Data tied to figure images:
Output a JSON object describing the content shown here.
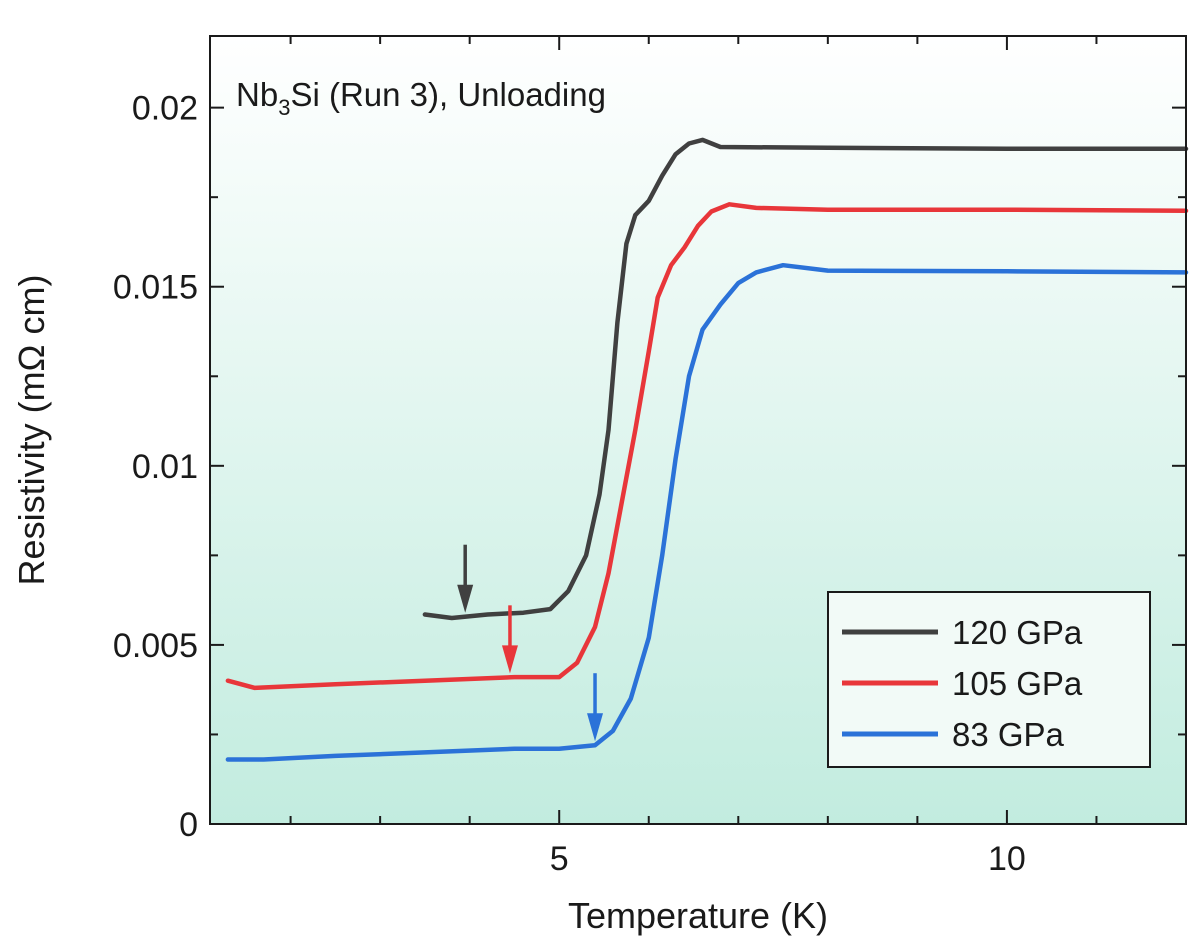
{
  "chart_data": {
    "type": "line",
    "xlabel": "Temperature (K)",
    "ylabel": "Resistivity (mΩ cm)",
    "xlim": [
      1.1,
      12.0
    ],
    "ylim": [
      0,
      0.022
    ],
    "xticks": [
      5,
      10
    ],
    "xtick_labels": [
      "5",
      "10"
    ],
    "yticks": [
      0,
      0.005,
      0.01,
      0.015,
      0.02
    ],
    "ytick_labels": [
      "0",
      "0.005",
      "0.01",
      "0.015",
      "0.02"
    ],
    "annotation": {
      "main": "Nb",
      "sub": "3",
      "rest": "Si (Run 3), Unloading"
    },
    "legend_position": "bottom-right",
    "grid": false,
    "background": "gradient white to mint",
    "series": [
      {
        "name": "120 GPa",
        "color": "#404040",
        "arrow_x": 3.95,
        "points": [
          [
            3.5,
            0.00585
          ],
          [
            3.8,
            0.00575
          ],
          [
            4.2,
            0.00585
          ],
          [
            4.6,
            0.0059
          ],
          [
            4.9,
            0.006
          ],
          [
            5.1,
            0.0065
          ],
          [
            5.3,
            0.0075
          ],
          [
            5.45,
            0.0092
          ],
          [
            5.55,
            0.011
          ],
          [
            5.65,
            0.014
          ],
          [
            5.75,
            0.0162
          ],
          [
            5.85,
            0.017
          ],
          [
            6.0,
            0.0174
          ],
          [
            6.15,
            0.0181
          ],
          [
            6.3,
            0.0187
          ],
          [
            6.45,
            0.019
          ],
          [
            6.6,
            0.0191
          ],
          [
            6.8,
            0.0189
          ],
          [
            8.0,
            0.01888
          ],
          [
            10.0,
            0.01885
          ],
          [
            12.0,
            0.01885
          ]
        ]
      },
      {
        "name": "105 GPa",
        "color": "#e8363a",
        "arrow_x": 4.45,
        "points": [
          [
            1.3,
            0.004
          ],
          [
            1.6,
            0.0038
          ],
          [
            2.5,
            0.0039
          ],
          [
            3.5,
            0.004
          ],
          [
            4.5,
            0.0041
          ],
          [
            5.0,
            0.0041
          ],
          [
            5.2,
            0.0045
          ],
          [
            5.4,
            0.0055
          ],
          [
            5.55,
            0.007
          ],
          [
            5.7,
            0.009
          ],
          [
            5.85,
            0.011
          ],
          [
            6.0,
            0.0132
          ],
          [
            6.1,
            0.0147
          ],
          [
            6.25,
            0.0156
          ],
          [
            6.4,
            0.0161
          ],
          [
            6.55,
            0.0167
          ],
          [
            6.7,
            0.0171
          ],
          [
            6.9,
            0.0173
          ],
          [
            7.2,
            0.0172
          ],
          [
            8.0,
            0.01715
          ],
          [
            10.0,
            0.01715
          ],
          [
            12.0,
            0.01712
          ]
        ]
      },
      {
        "name": "83 GPa",
        "color": "#2b72d8",
        "arrow_x": 5.4,
        "points": [
          [
            1.3,
            0.0018
          ],
          [
            1.7,
            0.0018
          ],
          [
            2.5,
            0.0019
          ],
          [
            3.5,
            0.002
          ],
          [
            4.5,
            0.0021
          ],
          [
            5.0,
            0.0021
          ],
          [
            5.4,
            0.0022
          ],
          [
            5.6,
            0.0026
          ],
          [
            5.8,
            0.0035
          ],
          [
            6.0,
            0.0052
          ],
          [
            6.15,
            0.0075
          ],
          [
            6.3,
            0.0102
          ],
          [
            6.45,
            0.0125
          ],
          [
            6.6,
            0.0138
          ],
          [
            6.8,
            0.0145
          ],
          [
            7.0,
            0.0151
          ],
          [
            7.2,
            0.0154
          ],
          [
            7.5,
            0.0156
          ],
          [
            8.0,
            0.01545
          ],
          [
            10.0,
            0.01543
          ],
          [
            12.0,
            0.0154
          ]
        ]
      }
    ]
  }
}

STATED GOAL:
Every line of the material is to be quoted exactly, with no pictures carried over.

RESPONSE BELOW:
Output a JSON object describing the content shown here.
{
  "chart_data": {
    "type": "line",
    "xlabel": "Temperature (K)",
    "ylabel": "Resistivity (mΩ cm)",
    "xlim": [
      1.1,
      12.0
    ],
    "ylim": [
      0,
      0.022
    ],
    "xticks": [
      5,
      10
    ],
    "xtick_labels": [
      "5",
      "10"
    ],
    "yticks": [
      0,
      0.005,
      0.01,
      0.015,
      0.02
    ],
    "ytick_labels": [
      "0",
      "0.005",
      "0.01",
      "0.015",
      "0.02"
    ],
    "annotation": {
      "main": "Nb",
      "sub": "3",
      "rest": "Si (Run 3), Unloading"
    },
    "legend_position": "bottom-right",
    "grid": false,
    "background": "gradient white to mint",
    "series": [
      {
        "name": "120 GPa",
        "color": "#404040",
        "arrow_x": 3.95,
        "points": [
          [
            3.5,
            0.00585
          ],
          [
            3.8,
            0.00575
          ],
          [
            4.2,
            0.00585
          ],
          [
            4.6,
            0.0059
          ],
          [
            4.9,
            0.006
          ],
          [
            5.1,
            0.0065
          ],
          [
            5.3,
            0.0075
          ],
          [
            5.45,
            0.0092
          ],
          [
            5.55,
            0.011
          ],
          [
            5.65,
            0.014
          ],
          [
            5.75,
            0.0162
          ],
          [
            5.85,
            0.017
          ],
          [
            6.0,
            0.0174
          ],
          [
            6.15,
            0.0181
          ],
          [
            6.3,
            0.0187
          ],
          [
            6.45,
            0.019
          ],
          [
            6.6,
            0.0191
          ],
          [
            6.8,
            0.0189
          ],
          [
            8.0,
            0.01888
          ],
          [
            10.0,
            0.01885
          ],
          [
            12.0,
            0.01885
          ]
        ]
      },
      {
        "name": "105 GPa",
        "color": "#e8363a",
        "arrow_x": 4.45,
        "points": [
          [
            1.3,
            0.004
          ],
          [
            1.6,
            0.0038
          ],
          [
            2.5,
            0.0039
          ],
          [
            3.5,
            0.004
          ],
          [
            4.5,
            0.0041
          ],
          [
            5.0,
            0.0041
          ],
          [
            5.2,
            0.0045
          ],
          [
            5.4,
            0.0055
          ],
          [
            5.55,
            0.007
          ],
          [
            5.7,
            0.009
          ],
          [
            5.85,
            0.011
          ],
          [
            6.0,
            0.0132
          ],
          [
            6.1,
            0.0147
          ],
          [
            6.25,
            0.0156
          ],
          [
            6.4,
            0.0161
          ],
          [
            6.55,
            0.0167
          ],
          [
            6.7,
            0.0171
          ],
          [
            6.9,
            0.0173
          ],
          [
            7.2,
            0.0172
          ],
          [
            8.0,
            0.01715
          ],
          [
            10.0,
            0.01715
          ],
          [
            12.0,
            0.01712
          ]
        ]
      },
      {
        "name": "83 GPa",
        "color": "#2b72d8",
        "arrow_x": 5.4,
        "points": [
          [
            1.3,
            0.0018
          ],
          [
            1.7,
            0.0018
          ],
          [
            2.5,
            0.0019
          ],
          [
            3.5,
            0.002
          ],
          [
            4.5,
            0.0021
          ],
          [
            5.0,
            0.0021
          ],
          [
            5.4,
            0.0022
          ],
          [
            5.6,
            0.0026
          ],
          [
            5.8,
            0.0035
          ],
          [
            6.0,
            0.0052
          ],
          [
            6.15,
            0.0075
          ],
          [
            6.3,
            0.0102
          ],
          [
            6.45,
            0.0125
          ],
          [
            6.6,
            0.0138
          ],
          [
            6.8,
            0.0145
          ],
          [
            7.0,
            0.0151
          ],
          [
            7.2,
            0.0154
          ],
          [
            7.5,
            0.0156
          ],
          [
            8.0,
            0.01545
          ],
          [
            10.0,
            0.01543
          ],
          [
            12.0,
            0.0154
          ]
        ]
      }
    ]
  }
}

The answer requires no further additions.